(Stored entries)
--------------------
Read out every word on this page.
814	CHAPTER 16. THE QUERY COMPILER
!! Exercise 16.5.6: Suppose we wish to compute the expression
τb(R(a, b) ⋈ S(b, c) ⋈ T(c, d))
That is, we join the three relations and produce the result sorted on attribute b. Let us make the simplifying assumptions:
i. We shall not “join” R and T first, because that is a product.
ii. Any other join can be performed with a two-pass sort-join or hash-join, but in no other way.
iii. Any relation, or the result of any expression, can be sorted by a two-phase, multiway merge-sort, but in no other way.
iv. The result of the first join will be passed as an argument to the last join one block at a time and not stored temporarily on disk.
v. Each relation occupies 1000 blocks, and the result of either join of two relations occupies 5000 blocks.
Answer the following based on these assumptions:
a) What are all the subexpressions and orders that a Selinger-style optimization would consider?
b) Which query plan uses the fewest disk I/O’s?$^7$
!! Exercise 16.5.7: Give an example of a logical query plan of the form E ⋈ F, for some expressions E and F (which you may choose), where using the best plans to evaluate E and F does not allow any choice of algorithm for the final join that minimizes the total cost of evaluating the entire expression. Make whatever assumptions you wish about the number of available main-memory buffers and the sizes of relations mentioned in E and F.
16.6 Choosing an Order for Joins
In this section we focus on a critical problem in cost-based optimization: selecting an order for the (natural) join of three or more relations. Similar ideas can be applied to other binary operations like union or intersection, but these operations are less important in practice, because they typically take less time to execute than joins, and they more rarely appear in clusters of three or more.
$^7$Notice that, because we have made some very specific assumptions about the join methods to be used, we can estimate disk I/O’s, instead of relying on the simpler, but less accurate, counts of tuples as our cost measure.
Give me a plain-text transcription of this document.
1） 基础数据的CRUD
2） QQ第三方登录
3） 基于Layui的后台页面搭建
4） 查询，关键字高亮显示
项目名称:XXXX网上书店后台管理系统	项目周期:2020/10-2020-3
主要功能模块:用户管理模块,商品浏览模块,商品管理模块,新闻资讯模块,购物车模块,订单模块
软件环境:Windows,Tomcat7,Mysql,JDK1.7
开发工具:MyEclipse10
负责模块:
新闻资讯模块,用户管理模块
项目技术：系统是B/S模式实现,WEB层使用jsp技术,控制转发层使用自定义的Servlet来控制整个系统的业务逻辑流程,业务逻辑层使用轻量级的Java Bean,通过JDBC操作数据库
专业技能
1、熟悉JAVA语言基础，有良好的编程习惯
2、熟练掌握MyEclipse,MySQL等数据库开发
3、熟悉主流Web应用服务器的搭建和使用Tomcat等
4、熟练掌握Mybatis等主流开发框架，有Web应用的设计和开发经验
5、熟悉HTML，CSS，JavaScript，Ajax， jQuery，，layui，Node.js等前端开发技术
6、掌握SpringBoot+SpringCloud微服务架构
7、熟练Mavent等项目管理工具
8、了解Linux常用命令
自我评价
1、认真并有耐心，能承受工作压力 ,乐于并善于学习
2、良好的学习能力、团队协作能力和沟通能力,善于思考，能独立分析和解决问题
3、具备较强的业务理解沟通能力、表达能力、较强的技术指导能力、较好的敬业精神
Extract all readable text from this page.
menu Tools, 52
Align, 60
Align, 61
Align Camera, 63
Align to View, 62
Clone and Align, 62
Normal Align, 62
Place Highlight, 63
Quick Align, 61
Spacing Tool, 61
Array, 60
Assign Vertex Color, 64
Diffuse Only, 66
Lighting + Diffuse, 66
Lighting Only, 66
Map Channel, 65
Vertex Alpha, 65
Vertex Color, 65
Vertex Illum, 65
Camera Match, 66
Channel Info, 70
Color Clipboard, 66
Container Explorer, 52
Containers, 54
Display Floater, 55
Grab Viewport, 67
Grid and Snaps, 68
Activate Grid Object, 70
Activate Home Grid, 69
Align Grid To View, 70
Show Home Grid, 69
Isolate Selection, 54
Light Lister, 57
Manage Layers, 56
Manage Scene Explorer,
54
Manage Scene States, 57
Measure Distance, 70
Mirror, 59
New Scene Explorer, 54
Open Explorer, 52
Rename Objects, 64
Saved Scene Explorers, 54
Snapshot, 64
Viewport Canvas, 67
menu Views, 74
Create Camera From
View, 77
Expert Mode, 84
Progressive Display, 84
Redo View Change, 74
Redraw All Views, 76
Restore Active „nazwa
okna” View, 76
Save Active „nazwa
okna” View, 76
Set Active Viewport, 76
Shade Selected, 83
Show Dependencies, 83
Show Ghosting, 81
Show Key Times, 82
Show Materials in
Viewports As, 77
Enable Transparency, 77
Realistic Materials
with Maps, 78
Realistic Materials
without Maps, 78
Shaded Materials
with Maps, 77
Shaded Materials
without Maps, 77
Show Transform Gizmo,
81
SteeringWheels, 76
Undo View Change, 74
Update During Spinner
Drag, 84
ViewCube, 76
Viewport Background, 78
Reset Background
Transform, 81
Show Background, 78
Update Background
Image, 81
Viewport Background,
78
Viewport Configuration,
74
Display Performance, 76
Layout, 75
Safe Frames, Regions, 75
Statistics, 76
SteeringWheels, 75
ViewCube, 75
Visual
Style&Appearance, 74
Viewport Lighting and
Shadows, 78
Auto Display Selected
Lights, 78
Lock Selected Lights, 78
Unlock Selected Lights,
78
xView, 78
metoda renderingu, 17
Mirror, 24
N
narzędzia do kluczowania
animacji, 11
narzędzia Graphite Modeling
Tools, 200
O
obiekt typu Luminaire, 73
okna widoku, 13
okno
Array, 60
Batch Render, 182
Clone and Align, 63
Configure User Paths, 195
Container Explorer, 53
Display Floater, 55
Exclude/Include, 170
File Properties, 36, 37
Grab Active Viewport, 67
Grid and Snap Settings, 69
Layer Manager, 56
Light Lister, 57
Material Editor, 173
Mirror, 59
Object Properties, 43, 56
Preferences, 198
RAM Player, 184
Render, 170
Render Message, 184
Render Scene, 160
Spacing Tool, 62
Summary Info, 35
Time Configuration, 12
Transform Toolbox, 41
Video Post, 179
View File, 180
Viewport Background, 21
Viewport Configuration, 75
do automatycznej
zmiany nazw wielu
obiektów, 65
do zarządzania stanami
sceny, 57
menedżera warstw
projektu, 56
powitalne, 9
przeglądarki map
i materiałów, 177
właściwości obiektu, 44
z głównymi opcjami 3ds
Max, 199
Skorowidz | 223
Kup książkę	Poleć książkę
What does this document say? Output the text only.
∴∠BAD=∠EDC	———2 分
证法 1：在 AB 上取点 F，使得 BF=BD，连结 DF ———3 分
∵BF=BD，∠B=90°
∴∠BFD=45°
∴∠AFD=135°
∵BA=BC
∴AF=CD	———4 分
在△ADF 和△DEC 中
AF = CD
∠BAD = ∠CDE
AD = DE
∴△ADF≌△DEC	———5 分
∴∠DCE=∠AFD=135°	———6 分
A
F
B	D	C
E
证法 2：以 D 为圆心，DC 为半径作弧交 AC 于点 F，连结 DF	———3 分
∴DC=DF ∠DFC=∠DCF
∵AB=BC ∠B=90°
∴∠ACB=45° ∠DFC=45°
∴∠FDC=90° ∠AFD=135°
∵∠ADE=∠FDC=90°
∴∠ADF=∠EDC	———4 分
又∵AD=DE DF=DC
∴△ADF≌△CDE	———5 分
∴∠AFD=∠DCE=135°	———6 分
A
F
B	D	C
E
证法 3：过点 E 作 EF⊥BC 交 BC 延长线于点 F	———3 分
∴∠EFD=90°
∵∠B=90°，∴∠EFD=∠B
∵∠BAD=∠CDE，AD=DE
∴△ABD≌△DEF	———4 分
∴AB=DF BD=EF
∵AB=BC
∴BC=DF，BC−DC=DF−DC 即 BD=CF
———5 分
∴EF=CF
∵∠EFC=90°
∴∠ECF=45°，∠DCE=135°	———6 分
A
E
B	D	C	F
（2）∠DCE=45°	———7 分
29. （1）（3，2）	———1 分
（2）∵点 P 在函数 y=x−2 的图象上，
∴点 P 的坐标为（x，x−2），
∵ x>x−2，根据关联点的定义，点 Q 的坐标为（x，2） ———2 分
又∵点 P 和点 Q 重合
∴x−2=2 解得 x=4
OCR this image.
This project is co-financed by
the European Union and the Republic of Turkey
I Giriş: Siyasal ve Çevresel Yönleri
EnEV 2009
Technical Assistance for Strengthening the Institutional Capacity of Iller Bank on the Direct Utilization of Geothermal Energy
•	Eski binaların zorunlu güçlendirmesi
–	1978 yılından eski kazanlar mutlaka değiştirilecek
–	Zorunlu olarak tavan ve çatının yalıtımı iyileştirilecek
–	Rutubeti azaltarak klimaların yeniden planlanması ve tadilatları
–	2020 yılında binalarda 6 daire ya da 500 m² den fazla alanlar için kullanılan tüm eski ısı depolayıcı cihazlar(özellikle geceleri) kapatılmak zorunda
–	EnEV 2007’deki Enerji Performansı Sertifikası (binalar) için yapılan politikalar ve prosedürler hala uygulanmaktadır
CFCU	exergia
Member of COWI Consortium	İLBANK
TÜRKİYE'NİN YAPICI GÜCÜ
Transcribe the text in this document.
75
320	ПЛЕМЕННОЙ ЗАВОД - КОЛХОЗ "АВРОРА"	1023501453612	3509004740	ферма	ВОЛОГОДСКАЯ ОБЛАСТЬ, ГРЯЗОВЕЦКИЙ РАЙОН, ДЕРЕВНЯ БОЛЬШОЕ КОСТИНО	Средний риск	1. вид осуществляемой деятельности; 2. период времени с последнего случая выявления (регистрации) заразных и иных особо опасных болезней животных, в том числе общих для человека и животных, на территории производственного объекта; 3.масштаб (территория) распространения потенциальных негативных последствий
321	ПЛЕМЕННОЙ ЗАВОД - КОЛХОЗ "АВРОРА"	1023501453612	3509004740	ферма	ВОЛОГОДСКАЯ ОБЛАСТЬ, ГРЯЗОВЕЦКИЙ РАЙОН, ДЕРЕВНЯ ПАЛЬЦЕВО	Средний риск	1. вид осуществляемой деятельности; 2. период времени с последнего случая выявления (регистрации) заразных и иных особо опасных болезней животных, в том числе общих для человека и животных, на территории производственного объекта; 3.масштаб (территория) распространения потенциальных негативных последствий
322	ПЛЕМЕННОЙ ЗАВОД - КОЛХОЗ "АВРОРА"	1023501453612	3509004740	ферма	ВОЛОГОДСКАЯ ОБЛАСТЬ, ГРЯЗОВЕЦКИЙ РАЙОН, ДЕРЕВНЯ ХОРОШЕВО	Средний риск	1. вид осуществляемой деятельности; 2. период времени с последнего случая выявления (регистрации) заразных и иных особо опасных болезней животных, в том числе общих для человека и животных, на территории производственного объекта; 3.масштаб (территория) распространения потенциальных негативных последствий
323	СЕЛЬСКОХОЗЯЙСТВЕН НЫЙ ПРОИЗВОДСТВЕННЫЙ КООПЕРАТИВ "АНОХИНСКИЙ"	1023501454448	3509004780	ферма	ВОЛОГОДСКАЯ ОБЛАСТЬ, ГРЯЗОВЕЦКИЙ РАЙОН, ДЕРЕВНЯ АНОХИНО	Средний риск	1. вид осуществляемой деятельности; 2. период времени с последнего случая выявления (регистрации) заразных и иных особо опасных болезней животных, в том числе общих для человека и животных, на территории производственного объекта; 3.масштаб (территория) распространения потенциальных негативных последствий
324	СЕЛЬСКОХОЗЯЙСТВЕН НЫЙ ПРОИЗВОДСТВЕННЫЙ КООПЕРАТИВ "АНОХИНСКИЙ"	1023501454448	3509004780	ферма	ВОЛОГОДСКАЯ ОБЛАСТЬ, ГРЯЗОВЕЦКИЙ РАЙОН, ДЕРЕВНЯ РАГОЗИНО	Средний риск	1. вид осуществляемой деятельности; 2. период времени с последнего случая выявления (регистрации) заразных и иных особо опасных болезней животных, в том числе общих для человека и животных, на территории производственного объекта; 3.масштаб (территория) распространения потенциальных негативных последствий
--------------------
SET EXERCISE: Tally the lines of the records holding the word "about", then state only the tally.

SOLUTION TO THIS EXERCISE: 2